_Dataset content_:

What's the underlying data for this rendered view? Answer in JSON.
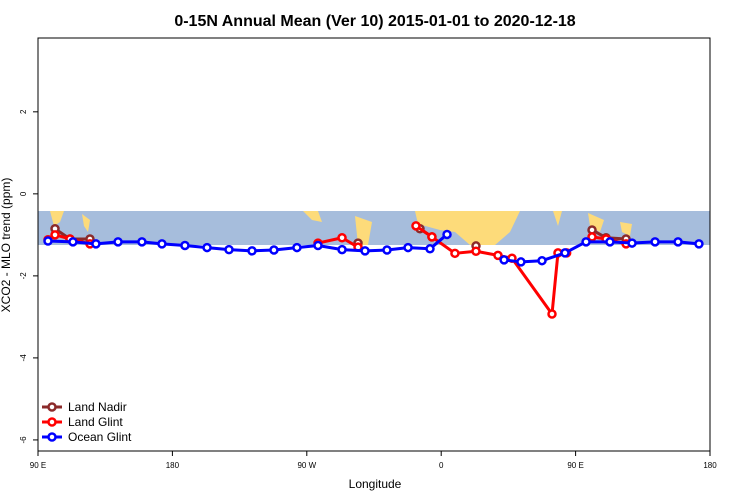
{
  "chart_data": {
    "type": "line",
    "title": "0-15N Annual Mean (Ver 10)   2015-01-01 to 2020-12-18",
    "x_label": "Longitude",
    "y_label": "XCO2 - MLO trend (ppm)",
    "xlim": [
      90,
      540
    ],
    "ylim": [
      -6.27,
      3.8
    ],
    "xticks": [
      {
        "value": 90,
        "label": "90 E"
      },
      180,
      {
        "value": 270,
        "label": "90 W"
      },
      {
        "value": 360,
        "label": "0"
      },
      {
        "value": 450,
        "label": "90 E"
      },
      {
        "value": 540,
        "label": "180"
      }
    ],
    "yticks": [
      -6,
      -4,
      -2,
      0,
      2
    ],
    "legend": "bottom-left",
    "series": [
      {
        "name": "Land Nadir",
        "color": "#8b2a2a",
        "x": [
          101.4,
          111.4,
          124.8,
          null,
          304.3,
          null,
          345.8,
          353.8,
          null,
          383.3,
          null,
          461.0,
          470.4,
          483.8
        ],
        "values": [
          -0.85,
          -1.1,
          -1.1,
          null,
          -1.2,
          null,
          -0.85,
          -1.05,
          null,
          -1.27,
          null,
          -0.88,
          -1.07,
          -1.1
        ]
      },
      {
        "name": "Land Glint",
        "color": "#ff0000",
        "x": [
          96.7,
          101.4,
          111.4,
          124.8,
          null,
          277.5,
          293.6,
          304.3,
          null,
          343.1,
          353.8,
          369.2,
          383.3,
          398.0,
          407.4,
          434.2,
          438.2,
          444.0,
          null,
          461.0,
          470.4,
          483.8
        ],
        "values": [
          -1.12,
          -1.0,
          -1.1,
          -1.22,
          null,
          -1.2,
          -1.07,
          -1.3,
          null,
          -0.78,
          -1.05,
          -1.45,
          -1.4,
          -1.5,
          -1.57,
          -2.93,
          -1.44,
          -1.44,
          null,
          -1.05,
          -1.1,
          -1.22
        ]
      },
      {
        "name": "Ocean Glint",
        "color": "#0000ff",
        "x": [
          96.7,
          113.4,
          128.8,
          143.6,
          159.6,
          173.0,
          188.4,
          203.2,
          217.9,
          233.3,
          248.0,
          263.4,
          277.5,
          293.6,
          309.0,
          323.7,
          337.8,
          352.5,
          363.9,
          null,
          402.1,
          413.4,
          427.5,
          442.9,
          457.0,
          473.0,
          487.8,
          503.2,
          518.6,
          532.6
        ],
        "values": [
          -1.15,
          -1.17,
          -1.22,
          -1.17,
          -1.17,
          -1.22,
          -1.26,
          -1.31,
          -1.36,
          -1.39,
          -1.37,
          -1.31,
          -1.26,
          -1.36,
          -1.39,
          -1.37,
          -1.31,
          -1.34,
          -0.99,
          null,
          -1.61,
          -1.66,
          -1.63,
          -1.44,
          -1.17,
          -1.17,
          -1.2,
          -1.17,
          -1.17,
          -1.22
        ]
      }
    ]
  }
}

_Required work_: Your task is to copy the entries in full and exactly, without any images.

_Full solution_:
What's the underlying data for this rendered view? Answer in JSON.
{
  "chart_data": {
    "type": "line",
    "title": "0-15N Annual Mean (Ver 10)   2015-01-01 to 2020-12-18",
    "x_label": "Longitude",
    "y_label": "XCO2 - MLO trend (ppm)",
    "xlim": [
      90,
      540
    ],
    "ylim": [
      -6.27,
      3.8
    ],
    "xticks": [
      {
        "value": 90,
        "label": "90 E"
      },
      180,
      {
        "value": 270,
        "label": "90 W"
      },
      {
        "value": 360,
        "label": "0"
      },
      {
        "value": 450,
        "label": "90 E"
      },
      {
        "value": 540,
        "label": "180"
      }
    ],
    "yticks": [
      -6,
      -4,
      -2,
      0,
      2
    ],
    "legend": "bottom-left",
    "series": [
      {
        "name": "Land Nadir",
        "color": "#8b2a2a",
        "x": [
          101.4,
          111.4,
          124.8,
          null,
          304.3,
          null,
          345.8,
          353.8,
          null,
          383.3,
          null,
          461.0,
          470.4,
          483.8
        ],
        "values": [
          -0.85,
          -1.1,
          -1.1,
          null,
          -1.2,
          null,
          -0.85,
          -1.05,
          null,
          -1.27,
          null,
          -0.88,
          -1.07,
          -1.1
        ]
      },
      {
        "name": "Land Glint",
        "color": "#ff0000",
        "x": [
          96.7,
          101.4,
          111.4,
          124.8,
          null,
          277.5,
          293.6,
          304.3,
          null,
          343.1,
          353.8,
          369.2,
          383.3,
          398.0,
          407.4,
          434.2,
          438.2,
          444.0,
          null,
          461.0,
          470.4,
          483.8
        ],
        "values": [
          -1.12,
          -1.0,
          -1.1,
          -1.22,
          null,
          -1.2,
          -1.07,
          -1.3,
          null,
          -0.78,
          -1.05,
          -1.45,
          -1.4,
          -1.5,
          -1.57,
          -2.93,
          -1.44,
          -1.44,
          null,
          -1.05,
          -1.1,
          -1.22
        ]
      },
      {
        "name": "Ocean Glint",
        "color": "#0000ff",
        "x": [
          96.7,
          113.4,
          128.8,
          143.6,
          159.6,
          173.0,
          188.4,
          203.2,
          217.9,
          233.3,
          248.0,
          263.4,
          277.5,
          293.6,
          309.0,
          323.7,
          337.8,
          352.5,
          363.9,
          null,
          402.1,
          413.4,
          427.5,
          442.9,
          457.0,
          473.0,
          487.8,
          503.2,
          518.6,
          532.6
        ],
        "values": [
          -1.15,
          -1.17,
          -1.22,
          -1.17,
          -1.17,
          -1.22,
          -1.26,
          -1.31,
          -1.36,
          -1.39,
          -1.37,
          -1.31,
          -1.26,
          -1.36,
          -1.39,
          -1.37,
          -1.31,
          -1.34,
          -0.99,
          null,
          -1.61,
          -1.66,
          -1.63,
          -1.44,
          -1.17,
          -1.17,
          -1.2,
          -1.17,
          -1.17,
          -1.22
        ]
      }
    ]
  }
}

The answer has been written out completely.